【VA1-D3】 Swiss Via Alpina 1/スイス横断のロングトレイル3日目

スイス・ヴィアアルピナ1

スイス国内を東から西へと横断する総距離390kmのロングトレイル、スイス・ヴィアアルピナ1(別名:クロッシングスイス、 Crossing Switzerland)。スイス隣国リヒテンシュタインの首都ファドゥーツを出発し、スイス国内の風光明媚な絶景を満喫しつつ、全20ステージ・14の峠を越えて(累積標高差23,600m)、レマン湖畔の町モントルーを目指します。今回は3日目(ヴァイスタンネン~エルム)編です(概要編はこちら)。

ヴァイスタンネン出発

ヴァイスタンネン

今日の行程は、宿泊地ヴァイスタンネン(標高1,003m)を出発し、今回のロングトレイルでは最初の本格的な峠となるフー峠(Foopass、標高2,223m)を越えて、エルム(Elm、標高960m)へと下ります。愛用のガイドブックによれば、総距離24km、コースタイム7-8時間のトレイルです。

晴れ模様の中、朝5時に宿を出発します。が、いきなりトラブル発生。昨晩宿泊先にお願いした朝食のお弁当セットが見当たりません。どうやら同様の状況と思われる宿泊客がいたのでと意見交換するも、同様に困惑している様子でお弁当の所在は不明。一方で、今日は長丁場なので、これ以上時間のロスは避けるべく、お弁当セットを断念して出発。幸い、手持ちの補給食は十分にあります。

なお、宿からは後程メールで「冷蔵庫に保存してあった」と連絡を頂きましたが、そこには鍵が掛かっており入れませんでした。コミュニケーションの大切さを改めて痛感した出来事でした。さて、本編に戻り、朝焼けの中、村内を抜けていくと、飼育されているヤギを発見。朝の挨拶を交わし、村を後にします。
· · · · · · ·
**作業指示 1**
後に続く記録のうち、文字列「september」を含む行をすべて抜き出してください。大文字と小文字は区別します。

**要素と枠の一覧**
· · · · · · ·
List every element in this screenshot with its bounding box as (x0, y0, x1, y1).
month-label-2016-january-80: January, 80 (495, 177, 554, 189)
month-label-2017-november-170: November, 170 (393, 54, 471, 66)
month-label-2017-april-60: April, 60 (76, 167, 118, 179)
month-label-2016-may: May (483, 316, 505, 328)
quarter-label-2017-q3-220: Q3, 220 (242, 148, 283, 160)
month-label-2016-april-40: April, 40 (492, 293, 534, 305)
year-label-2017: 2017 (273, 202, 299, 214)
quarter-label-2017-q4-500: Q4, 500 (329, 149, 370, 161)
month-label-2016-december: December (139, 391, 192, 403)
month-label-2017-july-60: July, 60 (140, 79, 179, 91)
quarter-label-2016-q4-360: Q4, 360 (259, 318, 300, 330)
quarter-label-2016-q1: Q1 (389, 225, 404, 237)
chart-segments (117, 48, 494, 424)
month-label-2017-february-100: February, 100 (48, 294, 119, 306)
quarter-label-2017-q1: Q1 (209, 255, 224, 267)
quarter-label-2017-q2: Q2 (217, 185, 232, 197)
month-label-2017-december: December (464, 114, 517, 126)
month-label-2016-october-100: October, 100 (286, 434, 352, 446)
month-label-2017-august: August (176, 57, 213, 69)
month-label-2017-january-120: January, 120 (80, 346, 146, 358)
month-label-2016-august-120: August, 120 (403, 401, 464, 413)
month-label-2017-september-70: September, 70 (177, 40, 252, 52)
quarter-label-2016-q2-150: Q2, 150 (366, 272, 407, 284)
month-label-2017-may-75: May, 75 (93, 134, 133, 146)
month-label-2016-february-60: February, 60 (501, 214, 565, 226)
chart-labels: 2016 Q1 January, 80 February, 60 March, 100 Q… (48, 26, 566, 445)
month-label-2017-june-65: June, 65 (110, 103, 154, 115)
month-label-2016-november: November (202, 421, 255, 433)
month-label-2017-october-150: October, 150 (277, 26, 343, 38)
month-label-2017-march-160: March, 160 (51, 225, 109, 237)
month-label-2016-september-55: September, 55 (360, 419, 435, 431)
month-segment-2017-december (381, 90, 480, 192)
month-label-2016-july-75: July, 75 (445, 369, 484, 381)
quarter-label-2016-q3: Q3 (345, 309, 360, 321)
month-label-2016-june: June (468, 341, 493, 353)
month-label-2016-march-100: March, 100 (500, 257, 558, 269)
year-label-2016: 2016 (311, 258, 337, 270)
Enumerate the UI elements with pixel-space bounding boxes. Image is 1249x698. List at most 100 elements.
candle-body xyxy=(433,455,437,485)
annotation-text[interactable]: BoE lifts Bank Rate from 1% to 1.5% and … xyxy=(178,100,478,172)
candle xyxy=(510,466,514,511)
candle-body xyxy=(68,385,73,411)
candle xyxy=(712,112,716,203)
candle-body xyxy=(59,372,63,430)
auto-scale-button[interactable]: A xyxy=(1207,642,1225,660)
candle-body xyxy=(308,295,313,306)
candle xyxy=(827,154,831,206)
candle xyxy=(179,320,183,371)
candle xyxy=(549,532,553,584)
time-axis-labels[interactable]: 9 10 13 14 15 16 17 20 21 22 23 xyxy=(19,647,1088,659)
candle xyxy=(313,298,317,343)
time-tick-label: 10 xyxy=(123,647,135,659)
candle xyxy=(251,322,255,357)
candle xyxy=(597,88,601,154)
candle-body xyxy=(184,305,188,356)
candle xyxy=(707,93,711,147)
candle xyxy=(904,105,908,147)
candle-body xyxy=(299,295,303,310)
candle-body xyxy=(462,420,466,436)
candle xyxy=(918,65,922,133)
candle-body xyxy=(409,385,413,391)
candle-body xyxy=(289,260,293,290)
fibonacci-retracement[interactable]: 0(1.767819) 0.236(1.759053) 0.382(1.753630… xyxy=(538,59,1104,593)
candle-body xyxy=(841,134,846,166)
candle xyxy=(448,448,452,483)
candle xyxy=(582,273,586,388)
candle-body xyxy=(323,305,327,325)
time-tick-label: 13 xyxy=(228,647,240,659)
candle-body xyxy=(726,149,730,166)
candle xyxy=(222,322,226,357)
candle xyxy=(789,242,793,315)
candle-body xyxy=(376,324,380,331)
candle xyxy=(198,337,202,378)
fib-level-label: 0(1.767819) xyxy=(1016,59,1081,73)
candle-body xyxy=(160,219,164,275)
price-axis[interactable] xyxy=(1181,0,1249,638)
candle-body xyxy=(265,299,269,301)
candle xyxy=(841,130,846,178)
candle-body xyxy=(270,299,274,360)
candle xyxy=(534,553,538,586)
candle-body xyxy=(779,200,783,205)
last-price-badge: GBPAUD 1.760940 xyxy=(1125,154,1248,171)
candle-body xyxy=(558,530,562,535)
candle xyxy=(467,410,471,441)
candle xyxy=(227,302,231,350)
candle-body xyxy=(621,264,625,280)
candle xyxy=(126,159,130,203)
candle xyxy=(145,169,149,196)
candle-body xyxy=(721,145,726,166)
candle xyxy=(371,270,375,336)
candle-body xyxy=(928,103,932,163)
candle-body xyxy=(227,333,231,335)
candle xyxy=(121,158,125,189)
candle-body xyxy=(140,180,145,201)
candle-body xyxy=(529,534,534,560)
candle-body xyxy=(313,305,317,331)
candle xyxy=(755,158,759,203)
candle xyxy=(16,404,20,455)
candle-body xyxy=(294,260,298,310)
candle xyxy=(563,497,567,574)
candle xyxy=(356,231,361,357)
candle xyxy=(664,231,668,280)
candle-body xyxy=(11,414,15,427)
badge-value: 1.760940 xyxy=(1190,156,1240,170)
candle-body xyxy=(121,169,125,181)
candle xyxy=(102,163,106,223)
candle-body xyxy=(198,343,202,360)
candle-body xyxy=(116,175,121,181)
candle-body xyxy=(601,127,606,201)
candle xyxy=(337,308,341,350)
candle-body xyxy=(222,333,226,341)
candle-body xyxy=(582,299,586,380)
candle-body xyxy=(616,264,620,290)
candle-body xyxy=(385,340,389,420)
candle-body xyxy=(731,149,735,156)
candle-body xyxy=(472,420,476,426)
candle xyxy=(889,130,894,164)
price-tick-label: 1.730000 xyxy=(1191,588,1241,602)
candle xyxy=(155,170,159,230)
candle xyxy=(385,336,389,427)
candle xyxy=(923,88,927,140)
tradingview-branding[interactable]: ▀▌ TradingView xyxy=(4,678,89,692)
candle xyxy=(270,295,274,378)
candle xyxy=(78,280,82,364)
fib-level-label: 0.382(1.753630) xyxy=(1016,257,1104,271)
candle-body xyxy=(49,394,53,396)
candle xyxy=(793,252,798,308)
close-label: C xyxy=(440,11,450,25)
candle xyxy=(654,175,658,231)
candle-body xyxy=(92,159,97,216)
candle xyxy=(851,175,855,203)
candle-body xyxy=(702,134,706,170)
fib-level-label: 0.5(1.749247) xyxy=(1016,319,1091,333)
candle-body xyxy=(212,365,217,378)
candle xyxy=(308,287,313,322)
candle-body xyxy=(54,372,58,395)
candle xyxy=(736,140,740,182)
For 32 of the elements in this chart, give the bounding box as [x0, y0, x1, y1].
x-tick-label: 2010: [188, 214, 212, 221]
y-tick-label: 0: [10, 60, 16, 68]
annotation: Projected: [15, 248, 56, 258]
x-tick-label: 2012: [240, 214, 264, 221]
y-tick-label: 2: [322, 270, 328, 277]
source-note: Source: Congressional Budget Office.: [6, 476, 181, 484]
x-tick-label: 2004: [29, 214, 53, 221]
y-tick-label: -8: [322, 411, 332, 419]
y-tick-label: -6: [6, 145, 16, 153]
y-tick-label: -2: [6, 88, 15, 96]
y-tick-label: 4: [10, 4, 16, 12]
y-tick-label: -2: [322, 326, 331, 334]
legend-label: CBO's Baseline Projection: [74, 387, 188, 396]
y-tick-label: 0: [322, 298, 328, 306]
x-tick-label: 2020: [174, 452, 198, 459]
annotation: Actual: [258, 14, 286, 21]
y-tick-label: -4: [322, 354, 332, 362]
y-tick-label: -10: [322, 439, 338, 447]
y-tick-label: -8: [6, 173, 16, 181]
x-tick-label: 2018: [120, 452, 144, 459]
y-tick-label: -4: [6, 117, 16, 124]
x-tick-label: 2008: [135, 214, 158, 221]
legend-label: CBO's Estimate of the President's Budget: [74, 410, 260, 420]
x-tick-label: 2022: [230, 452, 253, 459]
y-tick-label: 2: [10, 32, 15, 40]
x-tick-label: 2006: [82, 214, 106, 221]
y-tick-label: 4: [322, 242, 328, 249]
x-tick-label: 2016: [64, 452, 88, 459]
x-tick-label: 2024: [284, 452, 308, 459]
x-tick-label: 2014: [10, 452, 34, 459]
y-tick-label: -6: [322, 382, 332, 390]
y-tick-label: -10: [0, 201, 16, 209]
· · · · · · ·
**作業指示 2**
本文で標高が示されている地名を、その標高とあわせてすべて挙げてください。

**作業の回答 1**
month-label-2017-september-70: September, 70 (177, 40, 252, 52)
month-label-2016-september-55: September, 55 (360, 419, 435, 431)

**作業の回答 2**
- ヴァイスタンネン:標高1,003m
- フー峠(Foopass):標高2,223m
- エルム(Elm):標高960m